EXERCISE INPUTS:
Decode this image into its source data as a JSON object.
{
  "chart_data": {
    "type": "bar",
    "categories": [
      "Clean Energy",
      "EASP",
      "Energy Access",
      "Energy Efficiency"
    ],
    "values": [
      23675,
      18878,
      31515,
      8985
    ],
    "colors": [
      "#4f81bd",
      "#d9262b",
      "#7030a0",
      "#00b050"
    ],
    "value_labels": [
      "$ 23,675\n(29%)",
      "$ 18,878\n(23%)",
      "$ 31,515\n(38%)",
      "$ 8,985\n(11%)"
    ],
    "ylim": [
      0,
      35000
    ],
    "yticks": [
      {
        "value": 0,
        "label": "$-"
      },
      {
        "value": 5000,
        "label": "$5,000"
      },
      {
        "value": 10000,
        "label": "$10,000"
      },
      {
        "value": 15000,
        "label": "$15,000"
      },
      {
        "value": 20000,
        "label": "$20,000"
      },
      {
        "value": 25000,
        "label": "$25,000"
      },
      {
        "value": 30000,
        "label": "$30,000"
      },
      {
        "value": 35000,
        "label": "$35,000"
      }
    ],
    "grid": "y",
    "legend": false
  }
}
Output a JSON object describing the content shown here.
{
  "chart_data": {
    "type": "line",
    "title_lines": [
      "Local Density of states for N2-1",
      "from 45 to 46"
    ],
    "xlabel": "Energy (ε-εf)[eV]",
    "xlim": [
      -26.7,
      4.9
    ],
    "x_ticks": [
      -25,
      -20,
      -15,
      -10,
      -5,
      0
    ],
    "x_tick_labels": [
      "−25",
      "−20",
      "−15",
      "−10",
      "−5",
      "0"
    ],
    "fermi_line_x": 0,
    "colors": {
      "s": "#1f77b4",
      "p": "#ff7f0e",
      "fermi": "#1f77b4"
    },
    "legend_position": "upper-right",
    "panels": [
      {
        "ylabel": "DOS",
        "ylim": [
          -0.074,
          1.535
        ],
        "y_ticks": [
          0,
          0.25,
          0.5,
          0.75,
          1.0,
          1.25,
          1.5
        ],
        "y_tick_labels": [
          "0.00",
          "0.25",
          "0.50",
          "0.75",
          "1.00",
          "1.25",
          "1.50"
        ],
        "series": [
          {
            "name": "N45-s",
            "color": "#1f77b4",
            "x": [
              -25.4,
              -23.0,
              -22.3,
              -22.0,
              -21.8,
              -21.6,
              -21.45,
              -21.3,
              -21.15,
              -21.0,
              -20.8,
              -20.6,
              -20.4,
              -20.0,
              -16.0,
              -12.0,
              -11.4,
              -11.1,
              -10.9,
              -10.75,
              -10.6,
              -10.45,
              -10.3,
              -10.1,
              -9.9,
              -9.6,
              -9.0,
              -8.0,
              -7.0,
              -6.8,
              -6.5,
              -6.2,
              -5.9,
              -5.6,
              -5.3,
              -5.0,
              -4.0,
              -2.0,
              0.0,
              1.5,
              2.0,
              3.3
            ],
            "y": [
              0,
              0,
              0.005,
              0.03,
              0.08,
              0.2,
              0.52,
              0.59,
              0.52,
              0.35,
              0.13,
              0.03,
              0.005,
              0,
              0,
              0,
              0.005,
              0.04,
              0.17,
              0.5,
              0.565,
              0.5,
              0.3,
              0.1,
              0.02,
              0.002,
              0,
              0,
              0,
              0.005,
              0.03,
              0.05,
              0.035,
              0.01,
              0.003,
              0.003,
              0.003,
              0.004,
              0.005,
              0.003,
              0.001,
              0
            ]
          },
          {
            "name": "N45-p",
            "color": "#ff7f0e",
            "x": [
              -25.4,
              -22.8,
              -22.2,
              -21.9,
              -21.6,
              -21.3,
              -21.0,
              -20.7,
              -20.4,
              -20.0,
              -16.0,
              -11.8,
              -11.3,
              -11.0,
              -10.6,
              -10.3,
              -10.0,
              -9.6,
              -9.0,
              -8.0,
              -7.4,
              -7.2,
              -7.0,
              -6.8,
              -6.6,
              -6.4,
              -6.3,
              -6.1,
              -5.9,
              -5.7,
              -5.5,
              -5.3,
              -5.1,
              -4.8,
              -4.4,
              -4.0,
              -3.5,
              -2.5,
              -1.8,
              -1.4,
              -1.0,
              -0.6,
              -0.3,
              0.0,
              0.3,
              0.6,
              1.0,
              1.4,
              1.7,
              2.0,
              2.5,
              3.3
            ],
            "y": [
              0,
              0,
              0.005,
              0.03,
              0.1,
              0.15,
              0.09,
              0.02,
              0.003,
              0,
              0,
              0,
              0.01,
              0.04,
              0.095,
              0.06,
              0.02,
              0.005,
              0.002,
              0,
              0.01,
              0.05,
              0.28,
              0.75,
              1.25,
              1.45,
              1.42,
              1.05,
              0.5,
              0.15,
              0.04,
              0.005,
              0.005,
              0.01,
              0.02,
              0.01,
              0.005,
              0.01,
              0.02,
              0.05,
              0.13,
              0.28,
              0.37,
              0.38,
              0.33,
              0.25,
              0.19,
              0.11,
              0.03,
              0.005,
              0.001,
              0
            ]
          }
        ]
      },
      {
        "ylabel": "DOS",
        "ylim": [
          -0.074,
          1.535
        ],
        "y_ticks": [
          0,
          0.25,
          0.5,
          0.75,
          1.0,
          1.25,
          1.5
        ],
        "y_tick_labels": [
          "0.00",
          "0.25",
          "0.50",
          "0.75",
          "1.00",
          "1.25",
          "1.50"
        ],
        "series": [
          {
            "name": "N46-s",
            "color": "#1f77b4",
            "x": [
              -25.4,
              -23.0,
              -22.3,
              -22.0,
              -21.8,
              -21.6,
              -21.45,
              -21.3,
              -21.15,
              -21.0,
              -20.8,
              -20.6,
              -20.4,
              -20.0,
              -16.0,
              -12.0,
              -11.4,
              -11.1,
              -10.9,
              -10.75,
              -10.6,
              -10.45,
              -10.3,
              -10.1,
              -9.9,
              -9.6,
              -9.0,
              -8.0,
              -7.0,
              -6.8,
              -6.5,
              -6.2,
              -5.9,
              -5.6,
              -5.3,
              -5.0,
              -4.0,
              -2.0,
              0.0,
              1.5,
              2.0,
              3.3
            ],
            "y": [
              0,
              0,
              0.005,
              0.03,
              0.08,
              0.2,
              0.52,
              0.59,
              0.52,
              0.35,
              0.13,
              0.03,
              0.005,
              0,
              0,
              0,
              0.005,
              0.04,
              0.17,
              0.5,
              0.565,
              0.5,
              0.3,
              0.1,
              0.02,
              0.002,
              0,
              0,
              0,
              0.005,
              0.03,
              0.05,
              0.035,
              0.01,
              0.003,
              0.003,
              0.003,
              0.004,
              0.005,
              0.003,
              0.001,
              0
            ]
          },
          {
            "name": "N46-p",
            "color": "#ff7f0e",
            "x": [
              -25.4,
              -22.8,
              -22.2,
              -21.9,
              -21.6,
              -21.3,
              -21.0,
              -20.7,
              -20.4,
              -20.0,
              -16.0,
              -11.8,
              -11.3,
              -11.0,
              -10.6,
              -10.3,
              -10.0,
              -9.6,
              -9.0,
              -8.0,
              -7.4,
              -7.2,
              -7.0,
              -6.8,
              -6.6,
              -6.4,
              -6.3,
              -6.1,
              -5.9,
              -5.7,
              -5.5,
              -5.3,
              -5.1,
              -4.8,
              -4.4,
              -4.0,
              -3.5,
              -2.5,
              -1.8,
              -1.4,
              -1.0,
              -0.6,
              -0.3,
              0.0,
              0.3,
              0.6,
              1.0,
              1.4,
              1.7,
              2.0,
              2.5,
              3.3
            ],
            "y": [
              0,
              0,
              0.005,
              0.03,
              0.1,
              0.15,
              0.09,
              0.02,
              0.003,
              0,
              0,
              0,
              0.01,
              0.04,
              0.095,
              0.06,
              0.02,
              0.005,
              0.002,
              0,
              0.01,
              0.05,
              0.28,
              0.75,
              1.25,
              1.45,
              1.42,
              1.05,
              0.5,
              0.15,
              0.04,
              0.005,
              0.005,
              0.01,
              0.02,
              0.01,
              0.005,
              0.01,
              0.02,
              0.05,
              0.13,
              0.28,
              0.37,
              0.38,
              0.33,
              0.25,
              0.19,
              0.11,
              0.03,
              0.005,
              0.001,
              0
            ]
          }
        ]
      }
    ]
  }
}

CHALLENGE: Copy every single line of the material above that holds "JSON".

WRITTEN RESPONSE:
Decode this image into its source data as a JSON object.
Output a JSON object describing the content shown here.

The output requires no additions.